[Rows from a dataset]
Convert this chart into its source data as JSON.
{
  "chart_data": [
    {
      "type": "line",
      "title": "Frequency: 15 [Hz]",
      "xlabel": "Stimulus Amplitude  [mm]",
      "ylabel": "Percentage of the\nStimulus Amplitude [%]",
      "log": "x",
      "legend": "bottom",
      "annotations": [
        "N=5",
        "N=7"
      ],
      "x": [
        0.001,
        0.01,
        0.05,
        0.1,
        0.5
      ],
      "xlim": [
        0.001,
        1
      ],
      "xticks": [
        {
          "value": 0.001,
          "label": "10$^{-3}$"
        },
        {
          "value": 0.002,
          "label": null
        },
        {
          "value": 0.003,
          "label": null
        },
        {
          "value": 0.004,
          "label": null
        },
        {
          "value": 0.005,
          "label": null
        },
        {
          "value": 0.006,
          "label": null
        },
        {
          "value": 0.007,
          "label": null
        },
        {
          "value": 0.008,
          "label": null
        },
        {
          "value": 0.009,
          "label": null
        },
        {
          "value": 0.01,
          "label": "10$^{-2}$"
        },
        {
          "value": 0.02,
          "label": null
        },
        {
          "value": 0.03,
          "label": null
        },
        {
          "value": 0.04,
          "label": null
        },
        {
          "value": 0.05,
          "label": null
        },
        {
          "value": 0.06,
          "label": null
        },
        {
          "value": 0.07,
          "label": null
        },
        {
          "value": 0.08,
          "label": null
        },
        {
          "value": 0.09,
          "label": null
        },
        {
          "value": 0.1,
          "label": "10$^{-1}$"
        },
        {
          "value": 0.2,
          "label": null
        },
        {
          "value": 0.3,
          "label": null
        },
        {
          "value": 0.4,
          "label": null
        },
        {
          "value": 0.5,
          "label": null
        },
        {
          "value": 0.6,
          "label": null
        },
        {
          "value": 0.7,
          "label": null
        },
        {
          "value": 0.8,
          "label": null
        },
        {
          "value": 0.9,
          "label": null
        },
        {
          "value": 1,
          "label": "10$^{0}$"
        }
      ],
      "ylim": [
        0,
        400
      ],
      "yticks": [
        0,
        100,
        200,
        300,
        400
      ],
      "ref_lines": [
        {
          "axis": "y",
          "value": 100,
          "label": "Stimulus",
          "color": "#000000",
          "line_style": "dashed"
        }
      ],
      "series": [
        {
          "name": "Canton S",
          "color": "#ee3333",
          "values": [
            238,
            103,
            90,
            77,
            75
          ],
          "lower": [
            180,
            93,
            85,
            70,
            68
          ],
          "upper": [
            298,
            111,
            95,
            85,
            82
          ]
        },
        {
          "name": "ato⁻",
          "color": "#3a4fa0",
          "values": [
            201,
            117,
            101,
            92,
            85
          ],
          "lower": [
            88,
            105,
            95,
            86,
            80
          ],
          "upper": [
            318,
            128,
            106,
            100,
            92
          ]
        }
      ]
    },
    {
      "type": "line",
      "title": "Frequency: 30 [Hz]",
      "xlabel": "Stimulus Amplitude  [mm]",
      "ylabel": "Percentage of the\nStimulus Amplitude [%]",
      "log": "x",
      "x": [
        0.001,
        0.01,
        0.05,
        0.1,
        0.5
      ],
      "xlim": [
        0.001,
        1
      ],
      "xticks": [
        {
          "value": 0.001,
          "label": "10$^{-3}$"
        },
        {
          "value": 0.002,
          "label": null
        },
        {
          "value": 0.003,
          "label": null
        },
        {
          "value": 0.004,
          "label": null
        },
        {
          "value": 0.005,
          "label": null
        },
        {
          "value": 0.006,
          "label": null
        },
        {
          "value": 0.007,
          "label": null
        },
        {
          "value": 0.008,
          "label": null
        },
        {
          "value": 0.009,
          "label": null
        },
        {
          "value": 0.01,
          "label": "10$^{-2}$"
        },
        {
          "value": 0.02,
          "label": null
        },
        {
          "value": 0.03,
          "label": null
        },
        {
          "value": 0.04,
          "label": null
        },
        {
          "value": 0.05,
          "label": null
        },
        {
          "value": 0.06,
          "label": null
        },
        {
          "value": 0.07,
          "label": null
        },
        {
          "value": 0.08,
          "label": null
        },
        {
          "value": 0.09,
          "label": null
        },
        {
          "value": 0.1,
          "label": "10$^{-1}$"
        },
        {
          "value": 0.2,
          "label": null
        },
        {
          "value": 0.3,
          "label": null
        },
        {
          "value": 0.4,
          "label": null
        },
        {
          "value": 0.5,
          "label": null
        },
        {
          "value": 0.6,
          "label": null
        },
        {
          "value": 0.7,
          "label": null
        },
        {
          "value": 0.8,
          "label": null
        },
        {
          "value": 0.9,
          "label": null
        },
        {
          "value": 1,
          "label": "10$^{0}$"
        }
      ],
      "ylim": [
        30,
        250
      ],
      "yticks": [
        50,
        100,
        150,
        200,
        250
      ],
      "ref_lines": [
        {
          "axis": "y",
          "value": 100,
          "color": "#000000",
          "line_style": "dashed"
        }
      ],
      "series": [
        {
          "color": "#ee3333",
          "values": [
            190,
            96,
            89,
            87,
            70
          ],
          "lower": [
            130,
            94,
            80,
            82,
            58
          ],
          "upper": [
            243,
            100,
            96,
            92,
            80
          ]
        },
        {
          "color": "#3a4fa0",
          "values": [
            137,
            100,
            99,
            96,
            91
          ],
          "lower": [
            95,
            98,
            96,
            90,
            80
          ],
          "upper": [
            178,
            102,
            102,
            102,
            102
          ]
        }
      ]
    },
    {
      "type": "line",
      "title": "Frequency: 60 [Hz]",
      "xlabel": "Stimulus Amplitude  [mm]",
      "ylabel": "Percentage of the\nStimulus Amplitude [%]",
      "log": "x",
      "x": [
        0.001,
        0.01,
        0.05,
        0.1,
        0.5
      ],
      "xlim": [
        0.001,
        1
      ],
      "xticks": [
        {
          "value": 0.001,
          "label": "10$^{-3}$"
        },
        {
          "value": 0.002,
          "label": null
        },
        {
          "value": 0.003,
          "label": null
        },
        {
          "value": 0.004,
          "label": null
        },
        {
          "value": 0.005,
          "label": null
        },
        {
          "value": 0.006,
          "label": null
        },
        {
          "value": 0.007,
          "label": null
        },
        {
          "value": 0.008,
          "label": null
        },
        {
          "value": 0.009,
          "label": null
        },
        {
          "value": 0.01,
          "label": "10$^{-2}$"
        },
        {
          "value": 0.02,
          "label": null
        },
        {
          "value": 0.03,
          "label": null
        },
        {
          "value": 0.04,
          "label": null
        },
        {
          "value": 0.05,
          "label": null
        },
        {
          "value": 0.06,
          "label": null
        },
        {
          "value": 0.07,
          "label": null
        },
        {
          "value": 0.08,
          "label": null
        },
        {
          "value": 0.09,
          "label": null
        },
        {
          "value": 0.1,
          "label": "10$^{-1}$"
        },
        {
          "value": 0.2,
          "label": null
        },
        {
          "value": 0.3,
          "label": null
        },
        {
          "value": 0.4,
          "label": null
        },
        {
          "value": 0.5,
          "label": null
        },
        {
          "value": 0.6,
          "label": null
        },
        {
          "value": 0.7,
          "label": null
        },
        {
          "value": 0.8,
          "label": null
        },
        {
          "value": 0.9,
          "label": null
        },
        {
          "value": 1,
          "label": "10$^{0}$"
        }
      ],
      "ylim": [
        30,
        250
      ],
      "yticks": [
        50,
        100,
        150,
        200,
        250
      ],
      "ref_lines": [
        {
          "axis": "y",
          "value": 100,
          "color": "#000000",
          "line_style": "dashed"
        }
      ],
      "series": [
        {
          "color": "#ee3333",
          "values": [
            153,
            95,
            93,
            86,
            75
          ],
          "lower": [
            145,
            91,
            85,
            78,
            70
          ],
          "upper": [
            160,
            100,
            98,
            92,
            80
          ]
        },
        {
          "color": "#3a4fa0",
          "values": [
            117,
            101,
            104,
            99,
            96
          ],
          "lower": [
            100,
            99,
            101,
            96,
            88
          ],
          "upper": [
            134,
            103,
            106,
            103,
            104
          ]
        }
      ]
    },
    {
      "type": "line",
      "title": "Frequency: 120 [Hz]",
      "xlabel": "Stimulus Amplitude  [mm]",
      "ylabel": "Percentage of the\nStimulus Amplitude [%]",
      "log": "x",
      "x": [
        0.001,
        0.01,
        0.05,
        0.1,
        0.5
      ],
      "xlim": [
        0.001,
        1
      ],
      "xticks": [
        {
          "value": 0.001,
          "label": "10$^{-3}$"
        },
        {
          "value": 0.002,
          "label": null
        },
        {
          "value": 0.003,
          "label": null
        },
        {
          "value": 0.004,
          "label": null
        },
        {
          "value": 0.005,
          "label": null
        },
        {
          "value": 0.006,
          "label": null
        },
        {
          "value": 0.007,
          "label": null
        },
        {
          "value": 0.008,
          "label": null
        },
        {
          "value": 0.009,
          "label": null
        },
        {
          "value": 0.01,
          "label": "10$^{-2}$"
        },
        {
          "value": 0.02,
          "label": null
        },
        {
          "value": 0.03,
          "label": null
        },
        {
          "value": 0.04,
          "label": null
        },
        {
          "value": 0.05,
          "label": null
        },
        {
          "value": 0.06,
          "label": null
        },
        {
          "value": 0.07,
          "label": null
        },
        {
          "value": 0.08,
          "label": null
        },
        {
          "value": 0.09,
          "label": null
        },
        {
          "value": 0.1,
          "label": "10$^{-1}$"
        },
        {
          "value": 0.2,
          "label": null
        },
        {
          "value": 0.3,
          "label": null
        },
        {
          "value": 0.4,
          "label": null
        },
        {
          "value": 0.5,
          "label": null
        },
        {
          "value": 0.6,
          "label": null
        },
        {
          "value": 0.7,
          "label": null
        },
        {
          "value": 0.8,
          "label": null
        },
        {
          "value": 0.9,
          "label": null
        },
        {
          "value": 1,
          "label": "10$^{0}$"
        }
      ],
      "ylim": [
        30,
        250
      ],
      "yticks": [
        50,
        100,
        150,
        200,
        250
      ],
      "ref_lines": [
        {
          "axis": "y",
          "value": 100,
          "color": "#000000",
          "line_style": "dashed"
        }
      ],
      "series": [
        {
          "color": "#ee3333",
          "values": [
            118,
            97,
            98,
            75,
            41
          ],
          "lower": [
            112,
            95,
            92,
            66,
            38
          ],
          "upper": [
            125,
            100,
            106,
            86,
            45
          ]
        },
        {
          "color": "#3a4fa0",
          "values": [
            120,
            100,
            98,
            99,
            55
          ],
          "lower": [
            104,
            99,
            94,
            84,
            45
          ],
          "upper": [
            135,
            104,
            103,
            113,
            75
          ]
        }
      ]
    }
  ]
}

The exercise:
Only the number is needed: state how many lines in the listing contain "title".

Response:
4